What you should do
Skip all pictures, then print the remaining material exactly.

BEGIN

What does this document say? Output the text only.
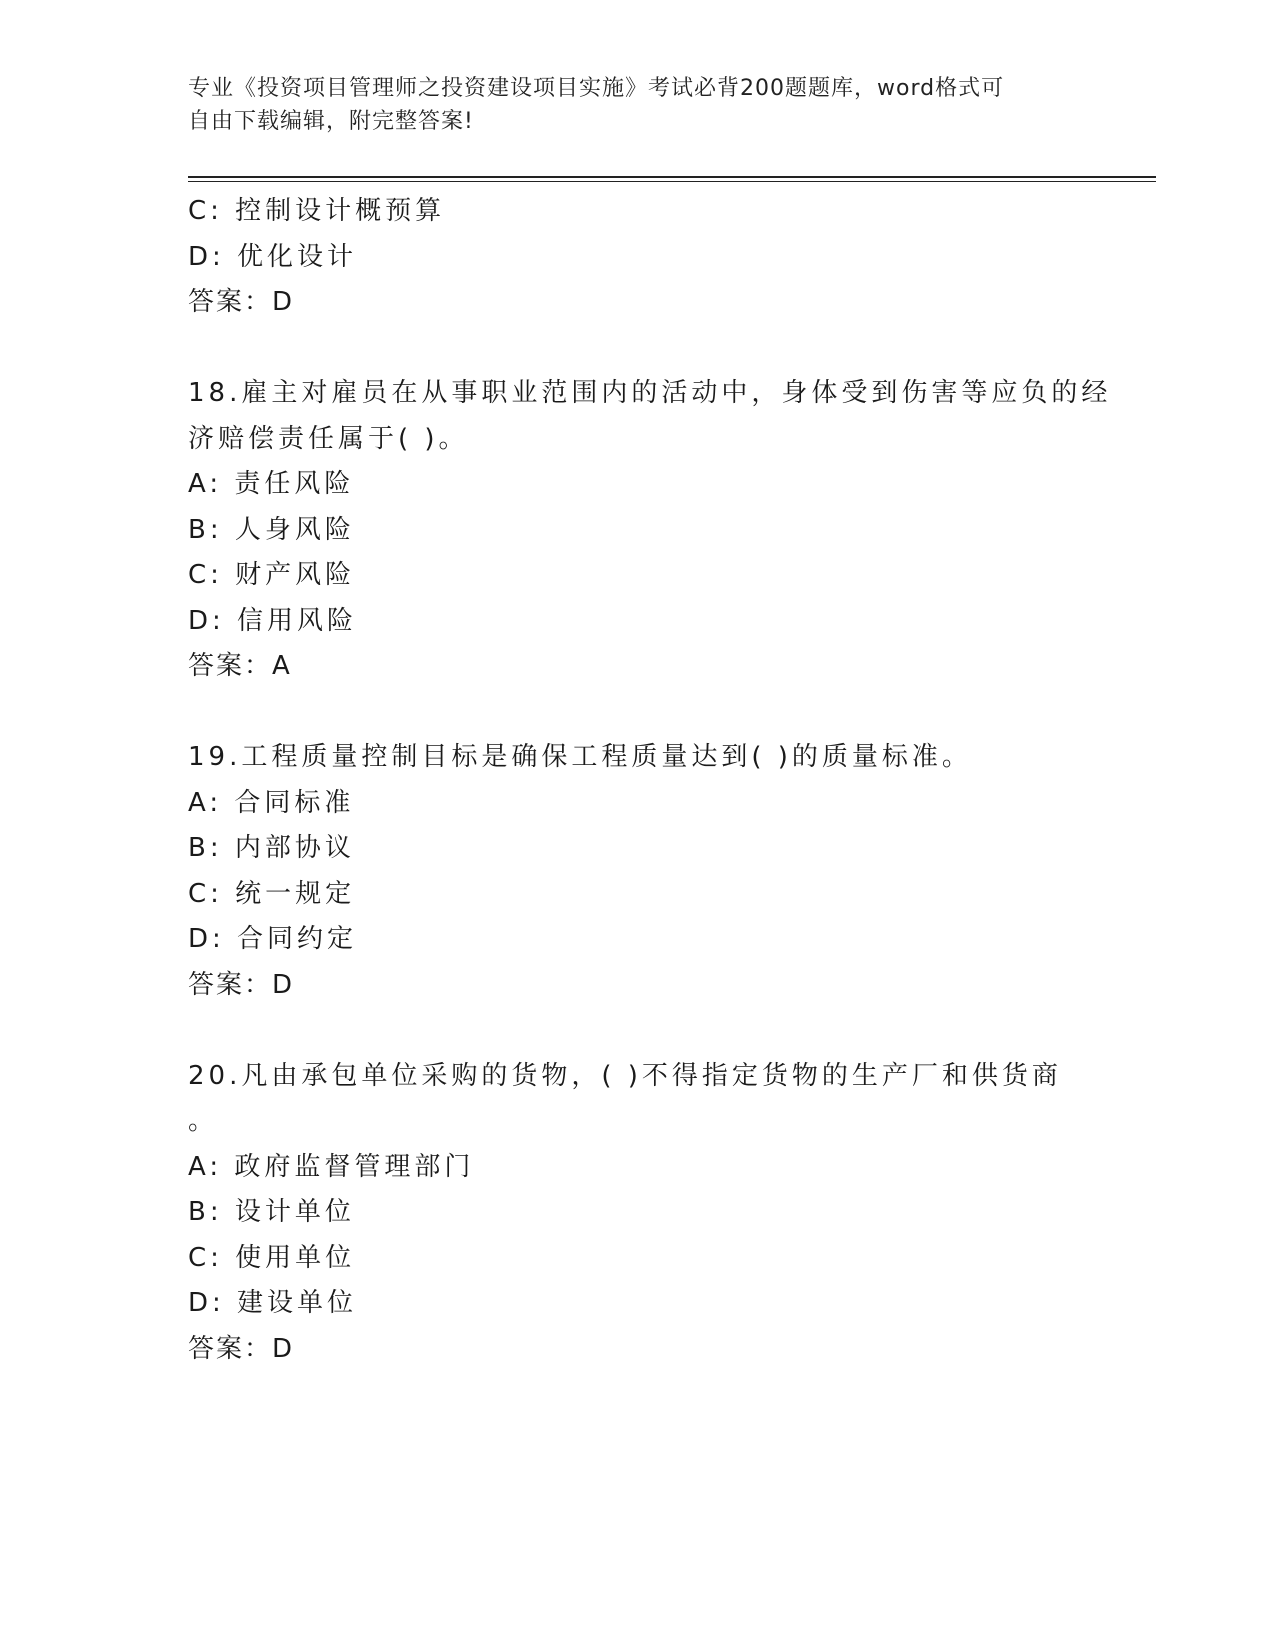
专业《投资项目管理师之投资建设项目实施》考试必背200题题库，word格式可
自由下载编辑，附完整答案!
C: 控制设计概预算
D: 优化设计
答案：D
18.雇主对雇员在从事职业范围内的活动中，身体受到伤害等应负的经
济赔偿责任属于( )。
A: 责任风险
B: 人身风险
C: 财产风险
D: 信用风险
答案：A
19.工程质量控制目标是确保工程质量达到( )的质量标准。
A: 合同标准
B: 内部协议
C: 统一规定
D: 合同约定
答案：D
20.凡由承包单位采购的货物，( )不得指定货物的生产厂和供货商
。
A: 政府监督管理部门
B: 设计单位
C: 使用单位
D: 建设单位
答案：D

END

Written answer
What does this document say? Output the text only.
专业《投资项目管理师之投资建设项目实施》考试必背200题题库，word格式可
自由下载编辑，附完整答案!
C: 控制设计概预算
D: 优化设计
答案：D
18.雇主对雇员在从事职业范围内的活动中，身体受到伤害等应负的经
济赔偿责任属于( )。
A: 责任风险
B: 人身风险
C: 财产风险
D: 信用风险
答案：A
19.工程质量控制目标是确保工程质量达到( )的质量标准。
A: 合同标准
B: 内部协议
C: 统一规定
D: 合同约定
答案：D
20.凡由承包单位采购的货物，( )不得指定货物的生产厂和供货商
。
A: 政府监督管理部门
B: 设计单位
C: 使用单位
D: 建设单位
答案：D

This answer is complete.